[A block of data]
begin

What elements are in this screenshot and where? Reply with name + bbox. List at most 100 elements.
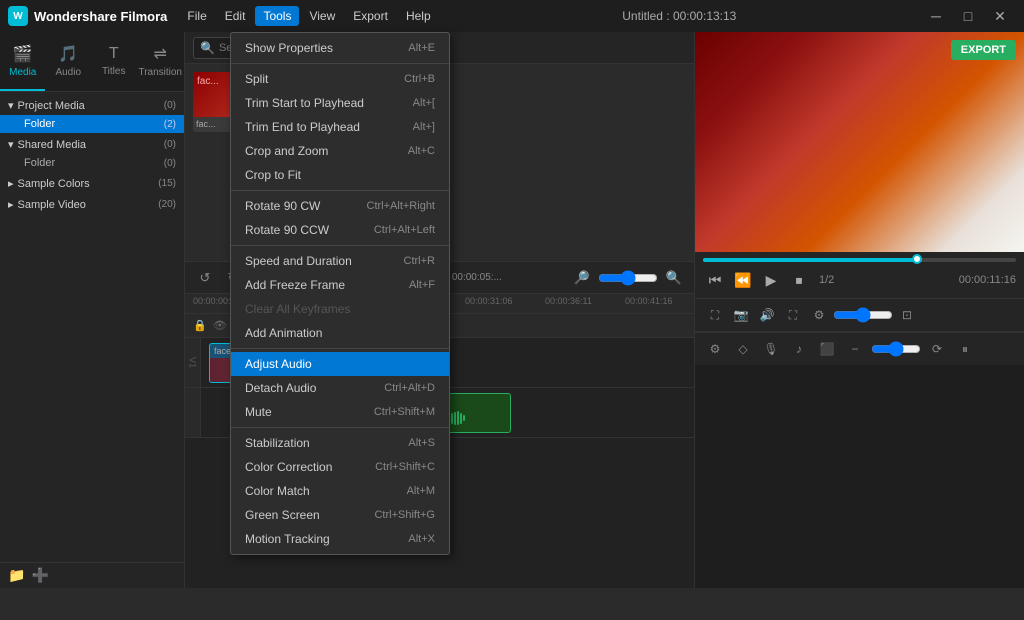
zoom-out-button[interactable]: 🔎 — [570, 266, 594, 290]
settings2-icon[interactable]: ⚙ — [703, 337, 727, 361]
menu-item-label: Rotate 90 CCW — [245, 223, 329, 237]
nav-tab-transitions[interactable]: ⇌Transition — [136, 32, 184, 91]
preview-progress-bar[interactable] — [703, 258, 1016, 262]
tree-group-project-media: ▾Project Media(0)Folder(2) — [0, 96, 184, 133]
menu-item-view[interactable]: View — [301, 6, 343, 26]
loop-icon[interactable]: ⟳ — [925, 337, 949, 361]
menu-item-crop-to-fit[interactable]: Crop to Fit — [231, 163, 449, 187]
menu-item-motion-tracking[interactable]: Motion TrackingAlt+X — [231, 527, 449, 551]
zoom-in-button[interactable]: 🔍 — [662, 266, 686, 290]
volume-icon[interactable]: 🔊 — [755, 303, 779, 327]
zoom-slider[interactable] — [598, 270, 658, 286]
menu-item-shortcut: Alt+C — [408, 145, 435, 157]
tree-group-count-shared-media: (0) — [164, 139, 176, 150]
menu-item-export[interactable]: Export — [345, 6, 396, 26]
app-name: Wondershare Filmora — [34, 9, 167, 24]
mic-icon[interactable]: 🎙 — [759, 337, 783, 361]
close-button[interactable]: ✕ — [984, 4, 1016, 28]
menu-item-shortcut: Ctrl+B — [404, 73, 435, 85]
menu-item-split[interactable]: SplitCtrl+B — [231, 67, 449, 91]
tree-group-label-shared-media: Shared Media — [18, 139, 87, 151]
menu-item-green-screen[interactable]: Green ScreenCtrl+Shift+G — [231, 503, 449, 527]
menu-item-label: Clear All Keyframes — [245, 302, 350, 316]
ruler-mark-4: 00:00:36:11 — [545, 296, 592, 306]
tree-group-header-sample-colors[interactable]: ▸Sample Colors(15) — [0, 174, 184, 193]
tree-group-sample-video: ▸Sample Video(20) — [0, 195, 184, 214]
menu-item-detach-audio[interactable]: Detach AudioCtrl+Alt+D — [231, 376, 449, 400]
settings-icon[interactable]: ⚙ — [807, 303, 831, 327]
menu-item-rotate-90-cw[interactable]: Rotate 90 CWCtrl+Alt+Right — [231, 194, 449, 218]
frame-back-button[interactable]: ⏪ — [731, 268, 755, 292]
menu-item-help[interactable]: Help — [398, 6, 439, 26]
pip-icon[interactable]: ⊡ — [895, 303, 919, 327]
undo-button[interactable]: ↺ — [193, 266, 217, 290]
menu-item-trim-end-to-playhead[interactable]: Trim End to PlayheadAlt+] — [231, 115, 449, 139]
menu-item-show-properties[interactable]: Show PropertiesAlt+E — [231, 36, 449, 60]
track-lock-icon[interactable]: 🔒 — [193, 319, 207, 332]
menu-item-edit[interactable]: Edit — [217, 6, 254, 26]
new-item-icon[interactable]: ➕ — [31, 567, 48, 584]
stop-button[interactable]: ⏹ — [787, 268, 811, 292]
tree-item-folder2[interactable]: Folder(0) — [0, 154, 184, 172]
menu-item-speed-and-duration[interactable]: Speed and DurationCtrl+R — [231, 249, 449, 273]
minimize-button[interactable]: ─ — [920, 4, 952, 28]
audio2-icon[interactable]: ♪ — [787, 337, 811, 361]
volume-slider-2[interactable] — [871, 341, 921, 357]
menu-item-tools[interactable]: Tools — [255, 6, 299, 26]
skip-back-button[interactable]: ⏮ — [703, 268, 727, 292]
nav-tabs: 🎬Media🎵AudioTTitles⇌Transition — [0, 32, 184, 92]
fit-screen-icon[interactable]: ⛶ — [703, 303, 727, 327]
tree-group-label-project-media: Project Media — [18, 100, 85, 112]
nav-tab-audio[interactable]: 🎵Audio — [45, 32, 90, 91]
menu-item-stabilization[interactable]: StabilizationAlt+S — [231, 431, 449, 455]
maximize-button[interactable]: □ — [952, 4, 984, 28]
nav-tab-titles[interactable]: TTitles — [91, 32, 136, 91]
menu-item-file[interactable]: File — [179, 6, 214, 26]
nav-tab-media[interactable]: 🎬Media — [0, 32, 45, 91]
minus-icon[interactable]: − — [843, 337, 867, 361]
menu-item-clear-all-keyframes: Clear All Keyframes — [231, 297, 449, 321]
fullscreen-icon[interactable]: ⛶ — [781, 303, 805, 327]
menu-item-crop-and-zoom[interactable]: Crop and ZoomAlt+C — [231, 139, 449, 163]
menu-item-rotate-90-ccw[interactable]: Rotate 90 CCWCtrl+Alt+Left — [231, 218, 449, 242]
volume-slider[interactable] — [833, 307, 893, 323]
tree-group-header-shared-media[interactable]: ▾ Shared Media (0) — [0, 135, 184, 154]
track-eye-icon[interactable]: 👁 — [213, 319, 227, 332]
add-folder-icon[interactable]: 📁 — [8, 567, 25, 584]
menu-section-3: Speed and DurationCtrl+RAdd Freeze Frame… — [231, 246, 449, 349]
tree-group-arrow-shared-media: ▾ — [8, 138, 14, 151]
nav-tab-label-media: Media — [9, 67, 36, 78]
menu-section-0: Show PropertiesAlt+E — [231, 33, 449, 64]
play-button[interactable]: ▶ — [759, 268, 783, 292]
pause-alt-icon[interactable]: ⏸ — [953, 337, 977, 361]
tools-dropdown-menu: Show PropertiesAlt+E SplitCtrl+BTrim Star… — [230, 32, 450, 555]
tree-group-header-sample-video[interactable]: ▸Sample Video(20) — [0, 195, 184, 214]
tree-item-label-folder: Folder — [24, 118, 55, 130]
menu-item-trim-start-to-playhead[interactable]: Trim Start to PlayheadAlt+[ — [231, 91, 449, 115]
menu-item-mute[interactable]: MuteCtrl+Shift+M — [231, 400, 449, 424]
export-button[interactable]: EXPORT — [951, 40, 1016, 60]
menu-item-add-animation[interactable]: Add Animation — [231, 321, 449, 345]
progress-thumb[interactable] — [912, 254, 922, 264]
screen-record-icon[interactable]: ⬛ — [815, 337, 839, 361]
menu-item-shortcut: Alt+S — [408, 437, 435, 449]
menu-item-label: Trim End to Playhead — [245, 120, 360, 134]
snapshot-icon[interactable]: 📷 — [729, 303, 753, 327]
preview-time: 00:00:11:16 — [959, 274, 1016, 286]
menu-item-add-freeze-frame[interactable]: Add Freeze FrameAlt+F — [231, 273, 449, 297]
time-end: 00:00:05:... — [452, 272, 502, 283]
tree-item-folder[interactable]: Folder(2) — [0, 115, 184, 133]
menu-item-shortcut: Alt+F — [409, 279, 435, 291]
tree-group-label-sample-colors: Sample Colors — [18, 178, 90, 190]
clip-marker-icon[interactable]: ◇ — [731, 337, 755, 361]
preview-frame — [695, 32, 1024, 252]
nav-tab-icon-transitions: ⇌ — [154, 44, 167, 64]
tree-group-header-project-media[interactable]: ▾Project Media(0) — [0, 96, 184, 115]
menu-item-color-match[interactable]: Color MatchAlt+M — [231, 479, 449, 503]
app-logo: W Wondershare Filmora — [8, 6, 167, 26]
menu-item-label: Color Match — [245, 484, 310, 498]
menu-item-color-correction[interactable]: Color CorrectionCtrl+Shift+C — [231, 455, 449, 479]
menu-item-label: Mute — [245, 405, 272, 419]
menu-item-label: Add Animation — [245, 326, 322, 340]
menu-item-adjust-audio[interactable]: Adjust Audio — [231, 352, 449, 376]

end

Direction — Switch every "Wondershare Filmora" in these records to "Filmora Studio" and change nothing else. Write all the records out again without the pictures.

Right answer —
What elements are in this screenshot and where? Reply with name + bbox. List at most 100 elements.
zoom-out-button[interactable]: 🔎 — [570, 266, 594, 290]
settings2-icon[interactable]: ⚙ — [703, 337, 727, 361]
menu-item-label: Rotate 90 CCW — [245, 223, 329, 237]
nav-tab-transitions[interactable]: ⇌Transition — [136, 32, 184, 91]
preview-progress-bar[interactable] — [703, 258, 1016, 262]
tree-group-project-media: ▾Project Media(0)Folder(2) — [0, 96, 184, 133]
menu-item-view[interactable]: View — [301, 6, 343, 26]
loop-icon[interactable]: ⟳ — [925, 337, 949, 361]
menu-item-crop-to-fit[interactable]: Crop to Fit — [231, 163, 449, 187]
menu-item-motion-tracking[interactable]: Motion TrackingAlt+X — [231, 527, 449, 551]
zoom-in-button[interactable]: 🔍 — [662, 266, 686, 290]
volume-icon[interactable]: 🔊 — [755, 303, 779, 327]
zoom-slider[interactable] — [598, 270, 658, 286]
menu-item-shortcut: Alt+C — [408, 145, 435, 157]
tree-group-count-shared-media: (0) — [164, 139, 176, 150]
menu-item-export[interactable]: Export — [345, 6, 396, 26]
app-name: Filmora Studio — [34, 9, 167, 24]
mic-icon[interactable]: 🎙 — [759, 337, 783, 361]
close-button[interactable]: ✕ — [984, 4, 1016, 28]
menu-item-shortcut: Ctrl+B — [404, 73, 435, 85]
menu-item-split[interactable]: SplitCtrl+B — [231, 67, 449, 91]
tree-group-label-shared-media: Shared Media — [18, 139, 87, 151]
menu-item-green-screen[interactable]: Green ScreenCtrl+Shift+G — [231, 503, 449, 527]
menu-item-label: Clear All Keyframes — [245, 302, 350, 316]
ruler-mark-4: 00:00:36:11 — [545, 296, 592, 306]
tree-group-header-sample-colors[interactable]: ▸Sample Colors(15) — [0, 174, 184, 193]
tree-group-sample-video: ▸Sample Video(20) — [0, 195, 184, 214]
menu-item-detach-audio[interactable]: Detach AudioCtrl+Alt+D — [231, 376, 449, 400]
settings-icon[interactable]: ⚙ — [807, 303, 831, 327]
menu-item-rotate-90-cw[interactable]: Rotate 90 CWCtrl+Alt+Right — [231, 194, 449, 218]
frame-back-button[interactable]: ⏪ — [731, 268, 755, 292]
menu-item-help[interactable]: Help — [398, 6, 439, 26]
pip-icon[interactable]: ⊡ — [895, 303, 919, 327]
undo-button[interactable]: ↺ — [193, 266, 217, 290]
menu-item-trim-end-to-playhead[interactable]: Trim End to PlayheadAlt+] — [231, 115, 449, 139]
menu-item-show-properties[interactable]: Show PropertiesAlt+E — [231, 36, 449, 60]
track-lock-icon[interactable]: 🔒 — [193, 319, 207, 332]
menu-item-edit[interactable]: Edit — [217, 6, 254, 26]
new-item-icon[interactable]: ➕ — [31, 567, 48, 584]
stop-button[interactable]: ⏹ — [787, 268, 811, 292]
tree-item-folder2[interactable]: Folder(0) — [0, 154, 184, 172]
menu-item-speed-and-duration[interactable]: Speed and DurationCtrl+R — [231, 249, 449, 273]
minimize-button[interactable]: ─ — [920, 4, 952, 28]
audio2-icon[interactable]: ♪ — [787, 337, 811, 361]
volume-slider-2[interactable] — [871, 341, 921, 357]
menu-item-tools[interactable]: Tools — [255, 6, 299, 26]
skip-back-button[interactable]: ⏮ — [703, 268, 727, 292]
nav-tabs: 🎬Media🎵AudioTTitles⇌Transition — [0, 32, 184, 92]
fit-screen-icon[interactable]: ⛶ — [703, 303, 727, 327]
tree-group-label-project-media: Project Media — [18, 100, 85, 112]
nav-tab-audio[interactable]: 🎵Audio — [45, 32, 90, 91]
menu-item-stabilization[interactable]: StabilizationAlt+S — [231, 431, 449, 455]
maximize-button[interactable]: □ — [952, 4, 984, 28]
nav-tab-titles[interactable]: TTitles — [91, 32, 136, 91]
menu-item-file[interactable]: File — [179, 6, 214, 26]
nav-tab-media[interactable]: 🎬Media — [0, 32, 45, 91]
minus-icon[interactable]: − — [843, 337, 867, 361]
menu-item-clear-all-keyframes: Clear All Keyframes — [231, 297, 449, 321]
fullscreen-icon[interactable]: ⛶ — [781, 303, 805, 327]
menu-item-crop-and-zoom[interactable]: Crop and ZoomAlt+C — [231, 139, 449, 163]
menu-item-rotate-90-ccw[interactable]: Rotate 90 CCWCtrl+Alt+Left — [231, 218, 449, 242]
volume-slider[interactable] — [833, 307, 893, 323]
tree-group-header-shared-media[interactable]: ▾ Shared Media (0) — [0, 135, 184, 154]
track-eye-icon[interactable]: 👁 — [213, 319, 227, 332]
add-folder-icon[interactable]: 📁 — [8, 567, 25, 584]
menu-section-3: Speed and DurationCtrl+RAdd Freeze Frame… — [231, 246, 449, 349]
tree-group-arrow-shared-media: ▾ — [8, 138, 14, 151]
nav-tab-label-media: Media — [9, 67, 36, 78]
menu-section-0: Show PropertiesAlt+E — [231, 33, 449, 64]
play-button[interactable]: ▶ — [759, 268, 783, 292]
pause-alt-icon[interactable]: ⏸ — [953, 337, 977, 361]
tools-dropdown-menu: Show PropertiesAlt+E SplitCtrl+BTrim Star… — [230, 32, 450, 555]
tree-group-header-sample-video[interactable]: ▸Sample Video(20) — [0, 195, 184, 214]
tree-item-label-folder: Folder — [24, 118, 55, 130]
menu-item-trim-start-to-playhead[interactable]: Trim Start to PlayheadAlt+[ — [231, 91, 449, 115]
menu-item-mute[interactable]: MuteCtrl+Shift+M — [231, 400, 449, 424]
export-button[interactable]: EXPORT — [951, 40, 1016, 60]
menu-item-add-animation[interactable]: Add Animation — [231, 321, 449, 345]
progress-thumb[interactable] — [912, 254, 922, 264]
screen-record-icon[interactable]: ⬛ — [815, 337, 839, 361]
menu-item-shortcut: Alt+S — [408, 437, 435, 449]
menu-item-label: Trim End to Playhead — [245, 120, 360, 134]
snapshot-icon[interactable]: 📷 — [729, 303, 753, 327]
preview-time: 00:00:11:16 — [959, 274, 1016, 286]
menu-item-add-freeze-frame[interactable]: Add Freeze FrameAlt+F — [231, 273, 449, 297]
time-end: 00:00:05:... — [452, 272, 502, 283]
tree-item-folder[interactable]: Folder(2) — [0, 115, 184, 133]
menu-item-shortcut: Alt+F — [409, 279, 435, 291]
tree-group-label-sample-colors: Sample Colors — [18, 178, 90, 190]
clip-marker-icon[interactable]: ◇ — [731, 337, 755, 361]
preview-frame — [695, 32, 1024, 252]
nav-tab-icon-transitions: ⇌ — [154, 44, 167, 64]
tree-group-header-project-media[interactable]: ▾Project Media(0) — [0, 96, 184, 115]
menu-item-color-match[interactable]: Color MatchAlt+M — [231, 479, 449, 503]
app-logo: W Filmora Studio — [8, 6, 167, 26]
menu-item-label: Color Match — [245, 484, 310, 498]
menu-item-color-correction[interactable]: Color CorrectionCtrl+Shift+C — [231, 455, 449, 479]
menu-item-label: Mute — [245, 405, 272, 419]
menu-item-label: Add Animation — [245, 326, 322, 340]
menu-item-adjust-audio[interactable]: Adjust Audio — [231, 352, 449, 376]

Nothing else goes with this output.